• _Exercise description_:
Output all the material that follows, exactly as given.

____________

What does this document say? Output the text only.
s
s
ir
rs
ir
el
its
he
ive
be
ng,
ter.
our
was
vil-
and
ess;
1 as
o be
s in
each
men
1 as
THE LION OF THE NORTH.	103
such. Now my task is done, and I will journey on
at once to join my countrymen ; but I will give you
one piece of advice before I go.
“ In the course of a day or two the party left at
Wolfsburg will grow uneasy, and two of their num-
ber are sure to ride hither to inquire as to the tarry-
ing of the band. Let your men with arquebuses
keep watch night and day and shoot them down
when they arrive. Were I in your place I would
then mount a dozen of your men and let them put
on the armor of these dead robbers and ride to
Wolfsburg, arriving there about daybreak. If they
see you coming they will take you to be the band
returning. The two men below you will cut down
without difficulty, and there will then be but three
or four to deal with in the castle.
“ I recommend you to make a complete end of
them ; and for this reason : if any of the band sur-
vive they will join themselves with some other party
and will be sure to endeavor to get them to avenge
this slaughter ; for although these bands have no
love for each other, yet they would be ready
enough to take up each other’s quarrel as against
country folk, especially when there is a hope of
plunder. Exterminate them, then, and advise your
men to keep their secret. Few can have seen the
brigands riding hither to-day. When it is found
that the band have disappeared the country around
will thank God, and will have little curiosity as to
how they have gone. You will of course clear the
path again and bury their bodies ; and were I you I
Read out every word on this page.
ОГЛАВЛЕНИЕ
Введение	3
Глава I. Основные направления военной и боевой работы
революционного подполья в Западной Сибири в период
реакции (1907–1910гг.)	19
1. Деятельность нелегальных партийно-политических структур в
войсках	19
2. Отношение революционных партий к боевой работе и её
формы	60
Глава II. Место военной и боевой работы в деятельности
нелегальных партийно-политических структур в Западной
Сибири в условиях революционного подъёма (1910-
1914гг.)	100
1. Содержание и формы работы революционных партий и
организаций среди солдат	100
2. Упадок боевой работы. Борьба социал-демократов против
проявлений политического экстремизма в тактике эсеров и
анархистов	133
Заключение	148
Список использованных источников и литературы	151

____________

• _Result for this exercise_:
What does this document say? Output the text only.
s
s
ir
rs
ir
el
its
he
ive
be
ng,
ter.
our
was
vil-
and
ess;
1 as
o be
s in
each
men
1 as
THE LION OF THE NORTH.	103
such. Now my task is done, and I will journey on
at once to join my countrymen ; but I will give you
one piece of advice before I go.
“ In the course of a day or two the party left at
Wolfsburg will grow uneasy, and two of their num-
ber are sure to ride hither to inquire as to the tarry-
ing of the band. Let your men with arquebuses
keep watch night and day and shoot them down
when they arrive. Were I in your place I would
then mount a dozen of your men and let them put
on the armor of these dead robbers and ride to
Wolfsburg, arriving there about daybreak. If they
see you coming they will take you to be the band
returning. The two men below you will cut down
without difficulty, and there will then be but three
or four to deal with in the castle.
“ I recommend you to make a complete end of
them ; and for this reason : if any of the band sur-
vive they will join themselves with some other party
and will be sure to endeavor to get them to avenge
this slaughter ; for although these bands have no
love for each other, yet they would be ready
enough to take up each other’s quarrel as against
country folk, especially when there is a hope of
plunder. Exterminate them, then, and advise your
men to keep their secret. Few can have seen the
brigands riding hither to-day. When it is found
that the band have disappeared the country around
will thank God, and will have little curiosity as to
how they have gone. You will of course clear the
path again and bury their bodies ; and were I you I
Read out every word on this page.
ОГЛАВЛЕНИЕ
Введение	3
Глава I. Основные направления военной и боевой работы
революционного подполья в Западной Сибири в период
реакции (1907–1910гг.)	19
1. Деятельность нелегальных партийно-политических структур в
войсках	19
2. Отношение революционных партий к боевой работе и её
формы	60
Глава II. Место военной и боевой работы в деятельности
нелегальных партийно-политических структур в Западной
Сибири в условиях революционного подъёма (1910-
1914гг.)	100
1. Содержание и формы работы революционных партий и
организаций среди солдат	100
2. Упадок боевой работы. Борьба социал-демократов против
проявлений политического экстремизма в тактике эсеров и
анархистов	133
Заключение	148
Список использованных источников и литературы	151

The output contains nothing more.